■ Problem to work on: Your answer should be a single number: the count of lines that include "name".

** Begin **

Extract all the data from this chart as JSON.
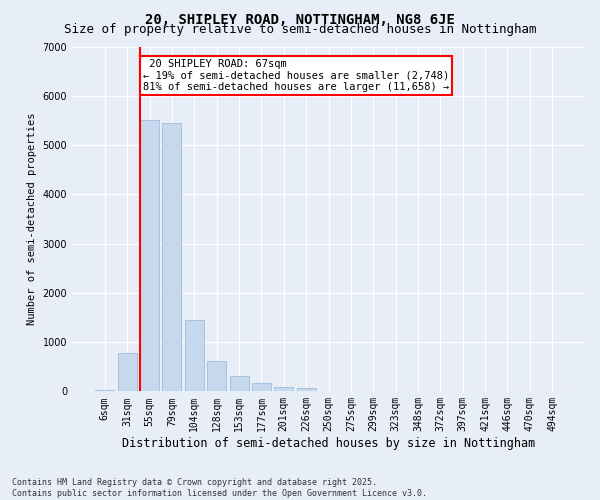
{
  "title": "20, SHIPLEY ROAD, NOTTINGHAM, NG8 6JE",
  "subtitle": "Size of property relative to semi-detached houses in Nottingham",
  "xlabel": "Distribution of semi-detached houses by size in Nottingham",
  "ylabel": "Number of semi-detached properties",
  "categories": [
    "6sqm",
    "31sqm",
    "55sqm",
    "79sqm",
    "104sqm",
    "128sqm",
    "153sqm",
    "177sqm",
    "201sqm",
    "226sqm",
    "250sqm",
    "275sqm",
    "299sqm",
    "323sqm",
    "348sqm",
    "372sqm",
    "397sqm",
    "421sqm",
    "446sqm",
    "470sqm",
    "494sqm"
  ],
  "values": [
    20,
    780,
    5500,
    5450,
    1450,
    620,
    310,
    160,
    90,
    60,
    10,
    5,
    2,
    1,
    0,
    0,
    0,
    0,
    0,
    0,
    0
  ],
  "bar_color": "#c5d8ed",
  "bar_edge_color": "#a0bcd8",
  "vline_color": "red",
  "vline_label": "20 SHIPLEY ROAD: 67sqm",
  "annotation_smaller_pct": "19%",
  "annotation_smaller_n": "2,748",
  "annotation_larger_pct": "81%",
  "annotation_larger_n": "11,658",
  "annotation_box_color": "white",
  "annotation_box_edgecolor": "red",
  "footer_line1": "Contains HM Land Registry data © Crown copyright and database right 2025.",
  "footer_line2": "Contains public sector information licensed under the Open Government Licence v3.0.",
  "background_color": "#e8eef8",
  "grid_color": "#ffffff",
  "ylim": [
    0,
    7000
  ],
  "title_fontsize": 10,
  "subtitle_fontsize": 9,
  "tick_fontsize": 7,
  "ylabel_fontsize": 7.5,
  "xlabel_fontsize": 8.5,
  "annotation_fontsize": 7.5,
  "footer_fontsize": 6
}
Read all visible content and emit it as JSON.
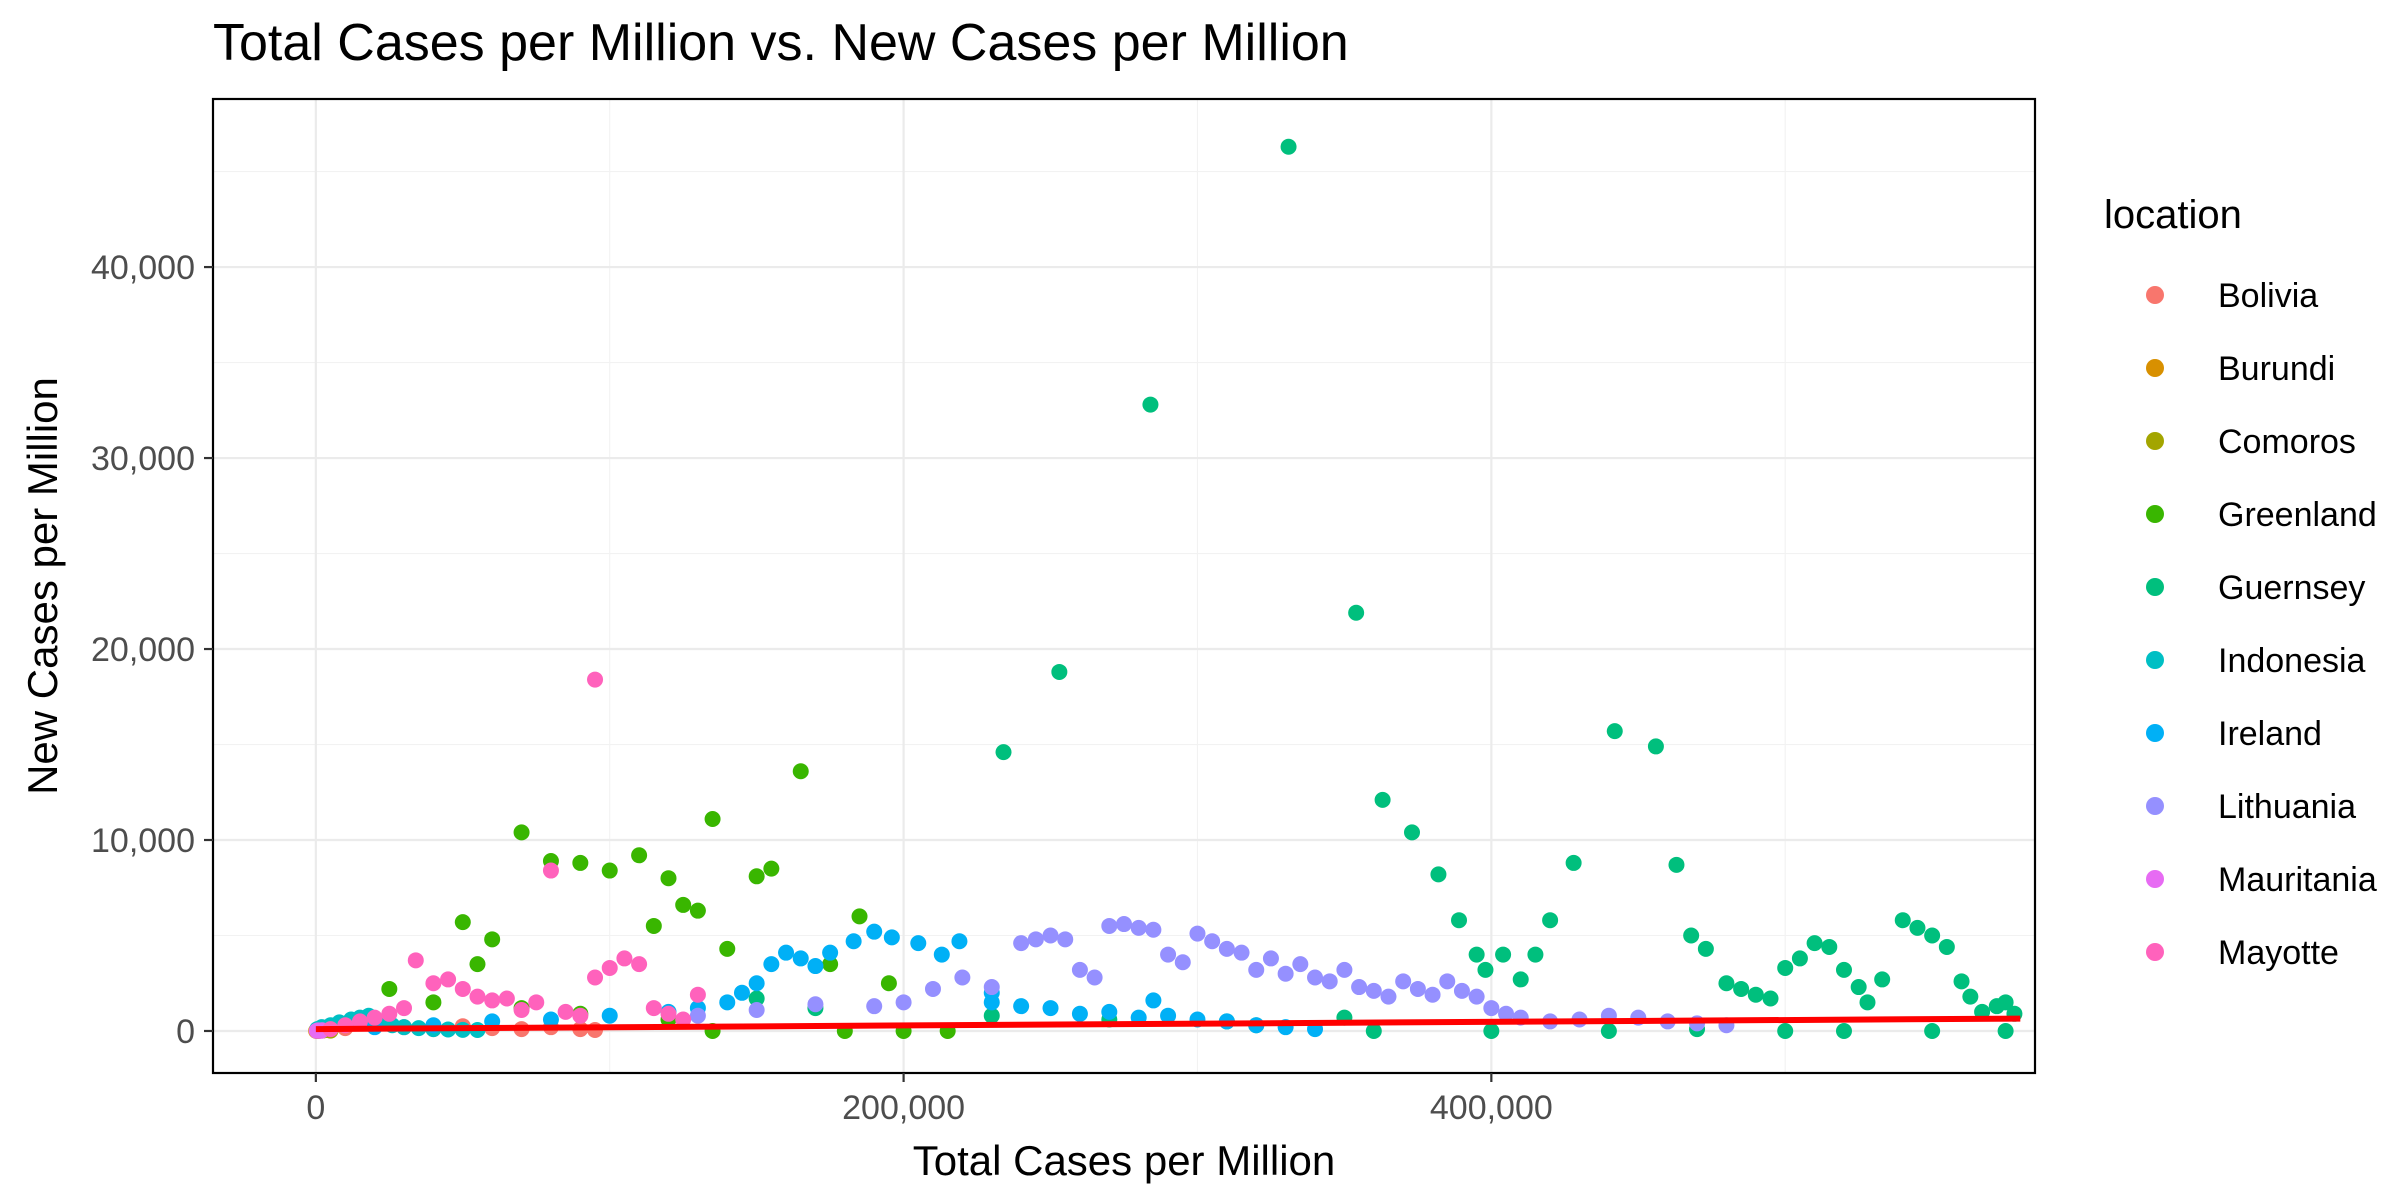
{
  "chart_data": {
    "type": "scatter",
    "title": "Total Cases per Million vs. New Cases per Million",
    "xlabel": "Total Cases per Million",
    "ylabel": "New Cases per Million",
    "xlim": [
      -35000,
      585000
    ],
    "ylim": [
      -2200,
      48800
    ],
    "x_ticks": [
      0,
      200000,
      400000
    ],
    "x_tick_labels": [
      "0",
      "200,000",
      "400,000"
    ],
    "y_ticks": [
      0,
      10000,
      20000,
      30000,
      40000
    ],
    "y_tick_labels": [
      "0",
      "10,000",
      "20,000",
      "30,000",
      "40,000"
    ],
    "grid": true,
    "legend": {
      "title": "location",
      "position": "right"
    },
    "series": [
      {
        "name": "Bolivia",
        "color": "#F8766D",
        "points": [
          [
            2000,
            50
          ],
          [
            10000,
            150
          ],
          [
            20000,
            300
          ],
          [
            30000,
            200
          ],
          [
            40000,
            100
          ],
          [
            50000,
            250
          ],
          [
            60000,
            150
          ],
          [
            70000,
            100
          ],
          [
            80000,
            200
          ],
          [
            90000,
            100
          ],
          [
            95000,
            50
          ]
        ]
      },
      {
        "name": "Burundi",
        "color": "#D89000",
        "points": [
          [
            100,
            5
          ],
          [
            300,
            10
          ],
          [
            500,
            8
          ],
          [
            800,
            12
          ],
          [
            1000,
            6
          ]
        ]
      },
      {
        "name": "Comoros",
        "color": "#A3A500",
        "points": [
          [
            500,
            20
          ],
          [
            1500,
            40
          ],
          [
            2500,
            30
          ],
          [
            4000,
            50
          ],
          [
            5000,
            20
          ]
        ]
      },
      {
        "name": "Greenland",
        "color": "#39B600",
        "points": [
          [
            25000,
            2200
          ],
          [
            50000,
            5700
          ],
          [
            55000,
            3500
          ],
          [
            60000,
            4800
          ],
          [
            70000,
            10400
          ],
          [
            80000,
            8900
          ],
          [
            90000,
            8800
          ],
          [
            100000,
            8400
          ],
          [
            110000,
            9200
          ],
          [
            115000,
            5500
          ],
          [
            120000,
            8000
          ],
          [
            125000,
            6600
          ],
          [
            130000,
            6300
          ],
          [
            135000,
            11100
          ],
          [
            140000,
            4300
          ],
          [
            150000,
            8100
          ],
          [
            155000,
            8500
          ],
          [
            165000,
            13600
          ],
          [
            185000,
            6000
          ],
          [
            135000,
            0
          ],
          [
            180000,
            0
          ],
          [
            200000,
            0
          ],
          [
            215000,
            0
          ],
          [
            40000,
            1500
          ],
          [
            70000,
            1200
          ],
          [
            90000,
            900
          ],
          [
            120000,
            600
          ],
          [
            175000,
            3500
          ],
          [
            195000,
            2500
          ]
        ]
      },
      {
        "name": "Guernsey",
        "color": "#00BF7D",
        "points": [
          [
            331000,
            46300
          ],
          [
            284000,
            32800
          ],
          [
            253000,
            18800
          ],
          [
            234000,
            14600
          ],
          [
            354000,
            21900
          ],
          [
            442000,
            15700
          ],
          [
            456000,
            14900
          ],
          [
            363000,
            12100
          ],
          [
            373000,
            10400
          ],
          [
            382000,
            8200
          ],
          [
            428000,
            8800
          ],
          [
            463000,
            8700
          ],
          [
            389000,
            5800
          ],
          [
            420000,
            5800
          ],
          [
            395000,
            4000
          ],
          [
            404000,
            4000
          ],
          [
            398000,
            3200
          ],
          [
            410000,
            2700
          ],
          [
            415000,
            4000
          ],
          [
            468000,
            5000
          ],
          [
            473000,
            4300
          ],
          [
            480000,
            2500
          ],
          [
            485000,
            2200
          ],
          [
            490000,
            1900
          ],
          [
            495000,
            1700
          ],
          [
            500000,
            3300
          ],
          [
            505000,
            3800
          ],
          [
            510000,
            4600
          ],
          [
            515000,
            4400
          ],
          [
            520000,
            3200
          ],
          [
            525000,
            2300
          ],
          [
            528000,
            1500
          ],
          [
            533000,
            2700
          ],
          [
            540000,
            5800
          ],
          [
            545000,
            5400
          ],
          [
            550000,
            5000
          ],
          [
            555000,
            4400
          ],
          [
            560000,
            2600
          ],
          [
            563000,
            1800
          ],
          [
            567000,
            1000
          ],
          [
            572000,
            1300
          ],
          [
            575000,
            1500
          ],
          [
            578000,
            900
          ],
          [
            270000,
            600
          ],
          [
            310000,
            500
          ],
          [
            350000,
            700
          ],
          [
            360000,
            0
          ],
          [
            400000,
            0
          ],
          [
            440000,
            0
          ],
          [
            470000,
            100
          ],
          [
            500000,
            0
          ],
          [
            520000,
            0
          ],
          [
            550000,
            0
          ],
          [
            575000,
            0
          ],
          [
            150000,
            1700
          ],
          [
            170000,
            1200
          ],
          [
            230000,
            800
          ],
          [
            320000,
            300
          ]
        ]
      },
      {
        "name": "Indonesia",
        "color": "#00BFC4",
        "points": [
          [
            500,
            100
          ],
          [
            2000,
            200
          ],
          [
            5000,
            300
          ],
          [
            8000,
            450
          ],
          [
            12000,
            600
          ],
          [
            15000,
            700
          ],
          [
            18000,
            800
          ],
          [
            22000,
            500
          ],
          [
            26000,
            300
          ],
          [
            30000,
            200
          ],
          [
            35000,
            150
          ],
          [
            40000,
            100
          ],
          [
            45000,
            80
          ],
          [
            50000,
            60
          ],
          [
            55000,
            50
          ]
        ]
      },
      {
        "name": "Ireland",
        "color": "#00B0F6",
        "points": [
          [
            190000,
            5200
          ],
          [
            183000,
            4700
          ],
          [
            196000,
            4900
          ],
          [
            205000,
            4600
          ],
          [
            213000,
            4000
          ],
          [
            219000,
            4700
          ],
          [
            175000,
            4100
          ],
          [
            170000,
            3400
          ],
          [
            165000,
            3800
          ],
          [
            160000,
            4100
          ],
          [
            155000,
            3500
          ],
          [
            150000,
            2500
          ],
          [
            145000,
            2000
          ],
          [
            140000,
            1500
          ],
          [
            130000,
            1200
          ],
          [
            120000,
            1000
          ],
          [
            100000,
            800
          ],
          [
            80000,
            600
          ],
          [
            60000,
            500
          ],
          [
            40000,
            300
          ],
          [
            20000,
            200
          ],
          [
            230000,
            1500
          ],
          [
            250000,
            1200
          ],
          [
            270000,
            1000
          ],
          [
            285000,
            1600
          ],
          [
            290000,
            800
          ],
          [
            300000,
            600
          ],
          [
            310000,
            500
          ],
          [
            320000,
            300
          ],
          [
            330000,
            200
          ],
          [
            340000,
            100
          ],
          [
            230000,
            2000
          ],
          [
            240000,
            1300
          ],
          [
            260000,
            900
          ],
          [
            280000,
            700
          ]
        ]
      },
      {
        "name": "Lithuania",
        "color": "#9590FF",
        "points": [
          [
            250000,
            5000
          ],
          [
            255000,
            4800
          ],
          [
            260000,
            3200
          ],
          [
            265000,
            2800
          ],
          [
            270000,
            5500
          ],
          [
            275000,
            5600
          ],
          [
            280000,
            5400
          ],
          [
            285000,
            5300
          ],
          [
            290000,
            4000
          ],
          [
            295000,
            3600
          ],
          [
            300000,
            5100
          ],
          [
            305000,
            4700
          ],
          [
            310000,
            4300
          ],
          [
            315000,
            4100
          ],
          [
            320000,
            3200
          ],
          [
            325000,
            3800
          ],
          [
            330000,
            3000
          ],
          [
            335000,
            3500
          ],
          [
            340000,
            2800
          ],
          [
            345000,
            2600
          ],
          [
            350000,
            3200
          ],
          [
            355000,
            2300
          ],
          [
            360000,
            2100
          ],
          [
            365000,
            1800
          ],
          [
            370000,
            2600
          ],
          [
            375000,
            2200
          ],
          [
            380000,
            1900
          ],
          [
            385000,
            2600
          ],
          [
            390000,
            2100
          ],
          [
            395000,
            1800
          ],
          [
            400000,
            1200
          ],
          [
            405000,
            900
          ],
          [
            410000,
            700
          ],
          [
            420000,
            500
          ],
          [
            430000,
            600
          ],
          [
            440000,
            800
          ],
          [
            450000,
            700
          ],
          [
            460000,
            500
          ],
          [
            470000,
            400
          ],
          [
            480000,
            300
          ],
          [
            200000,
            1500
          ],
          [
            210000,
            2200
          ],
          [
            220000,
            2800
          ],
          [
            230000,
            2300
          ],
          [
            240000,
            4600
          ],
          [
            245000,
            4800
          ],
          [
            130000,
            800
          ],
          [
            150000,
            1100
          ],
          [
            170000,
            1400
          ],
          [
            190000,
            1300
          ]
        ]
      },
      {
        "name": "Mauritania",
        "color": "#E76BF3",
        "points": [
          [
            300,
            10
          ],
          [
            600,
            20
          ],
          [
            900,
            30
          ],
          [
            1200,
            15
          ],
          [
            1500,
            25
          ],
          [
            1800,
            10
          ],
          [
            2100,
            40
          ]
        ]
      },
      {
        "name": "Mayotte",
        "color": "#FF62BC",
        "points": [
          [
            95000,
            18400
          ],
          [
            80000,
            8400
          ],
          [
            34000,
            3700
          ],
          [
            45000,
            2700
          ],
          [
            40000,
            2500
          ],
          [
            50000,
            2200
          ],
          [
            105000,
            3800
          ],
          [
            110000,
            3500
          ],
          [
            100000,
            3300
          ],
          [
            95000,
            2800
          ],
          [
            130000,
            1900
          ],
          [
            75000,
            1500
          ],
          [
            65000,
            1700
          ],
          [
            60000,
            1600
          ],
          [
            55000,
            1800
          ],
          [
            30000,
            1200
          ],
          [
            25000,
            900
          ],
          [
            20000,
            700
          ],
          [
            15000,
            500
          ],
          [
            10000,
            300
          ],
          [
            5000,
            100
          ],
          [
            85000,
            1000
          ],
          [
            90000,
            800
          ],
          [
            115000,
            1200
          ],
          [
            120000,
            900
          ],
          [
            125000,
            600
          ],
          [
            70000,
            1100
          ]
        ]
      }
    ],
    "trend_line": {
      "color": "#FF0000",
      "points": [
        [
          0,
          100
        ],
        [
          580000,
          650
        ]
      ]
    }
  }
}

** End **

■ Final result: 10